Can you write out all the lines word for word, with no pictures?

··· INPUT ···

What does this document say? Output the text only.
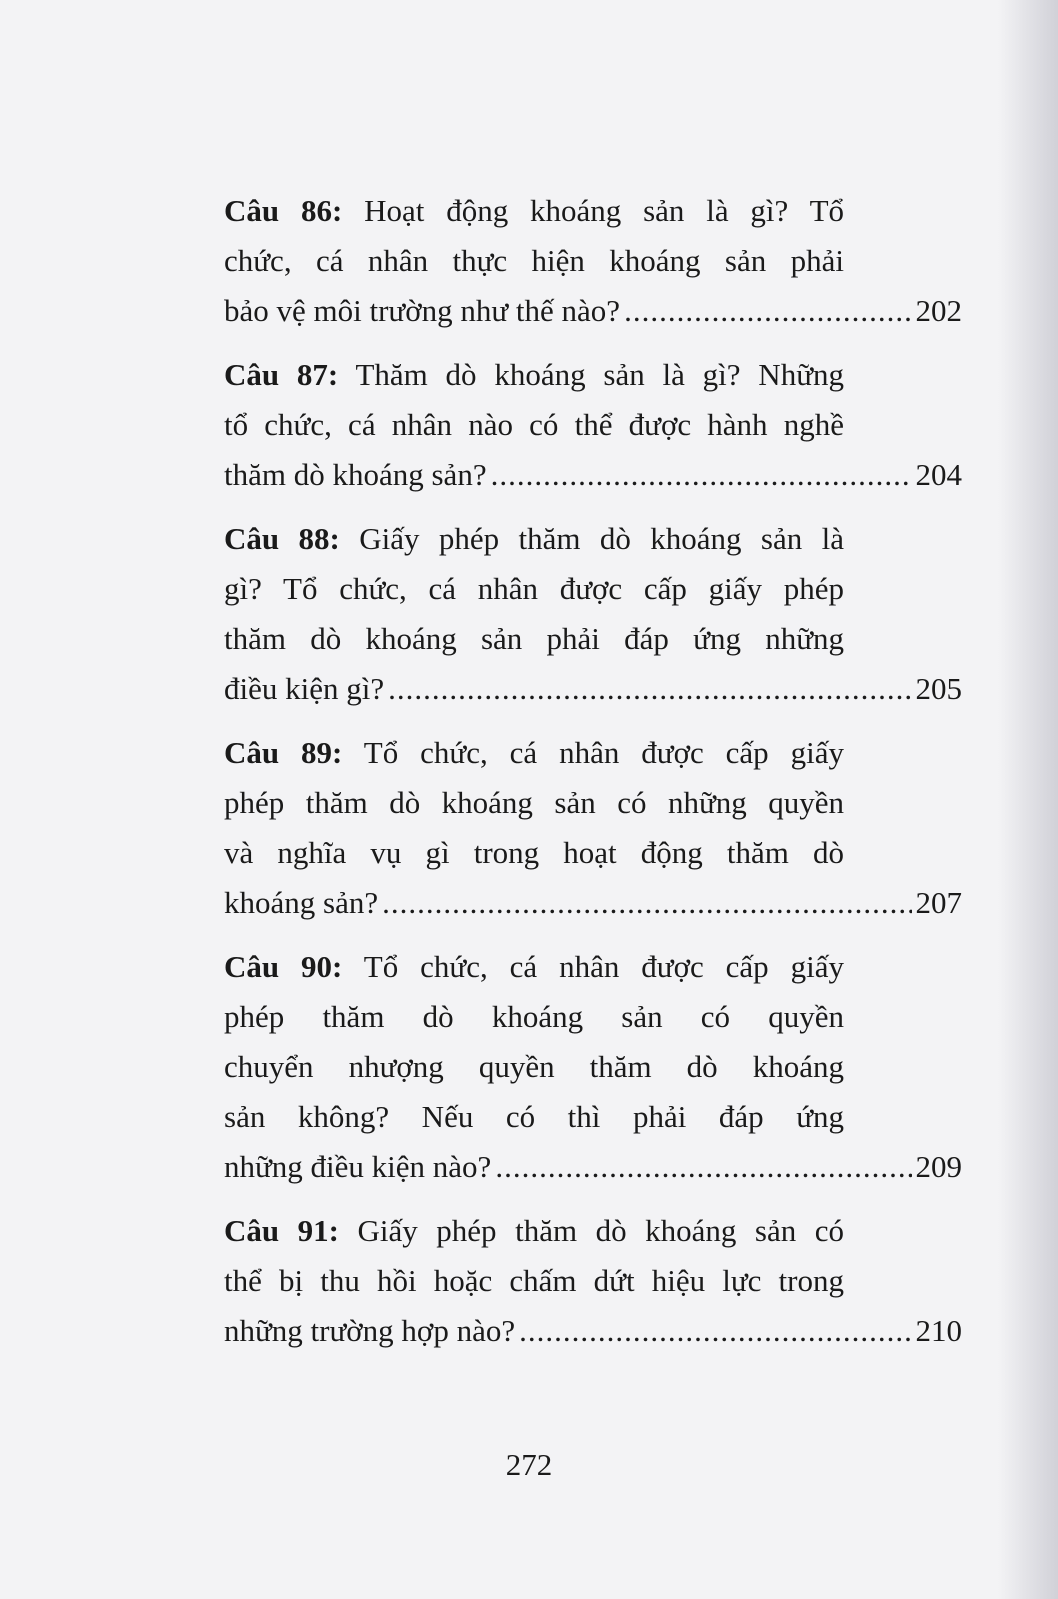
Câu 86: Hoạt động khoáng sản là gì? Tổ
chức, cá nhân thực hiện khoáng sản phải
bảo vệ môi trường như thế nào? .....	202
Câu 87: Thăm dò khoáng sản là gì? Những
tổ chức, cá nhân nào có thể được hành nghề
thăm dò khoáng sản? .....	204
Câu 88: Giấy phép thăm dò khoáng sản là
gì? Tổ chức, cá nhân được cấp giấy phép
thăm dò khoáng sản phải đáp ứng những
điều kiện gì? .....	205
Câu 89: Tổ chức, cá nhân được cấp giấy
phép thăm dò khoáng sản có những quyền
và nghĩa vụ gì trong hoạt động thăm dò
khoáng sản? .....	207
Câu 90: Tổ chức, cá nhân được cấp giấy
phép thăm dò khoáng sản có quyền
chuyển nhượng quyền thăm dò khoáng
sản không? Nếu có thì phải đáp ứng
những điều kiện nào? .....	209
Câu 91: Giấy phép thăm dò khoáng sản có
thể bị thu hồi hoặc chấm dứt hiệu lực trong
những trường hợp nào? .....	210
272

···

### WRITTEN ANSWER:
What does this document say? Output the text only.
Câu 86: Hoạt động khoáng sản là gì? Tổ
chức, cá nhân thực hiện khoáng sản phải
bảo vệ môi trường như thế nào? .....	202
Câu 87: Thăm dò khoáng sản là gì? Những
tổ chức, cá nhân nào có thể được hành nghề
thăm dò khoáng sản? .....	204
Câu 88: Giấy phép thăm dò khoáng sản là
gì? Tổ chức, cá nhân được cấp giấy phép
thăm dò khoáng sản phải đáp ứng những
điều kiện gì? .....	205
Câu 89: Tổ chức, cá nhân được cấp giấy
phép thăm dò khoáng sản có những quyền
và nghĩa vụ gì trong hoạt động thăm dò
khoáng sản? .....	207
Câu 90: Tổ chức, cá nhân được cấp giấy
phép thăm dò khoáng sản có quyền
chuyển nhượng quyền thăm dò khoáng
sản không? Nếu có thì phải đáp ứng
những điều kiện nào? .....	209
Câu 91: Giấy phép thăm dò khoáng sản có
thể bị thu hồi hoặc chấm dứt hiệu lực trong
những trường hợp nào? .....	210
272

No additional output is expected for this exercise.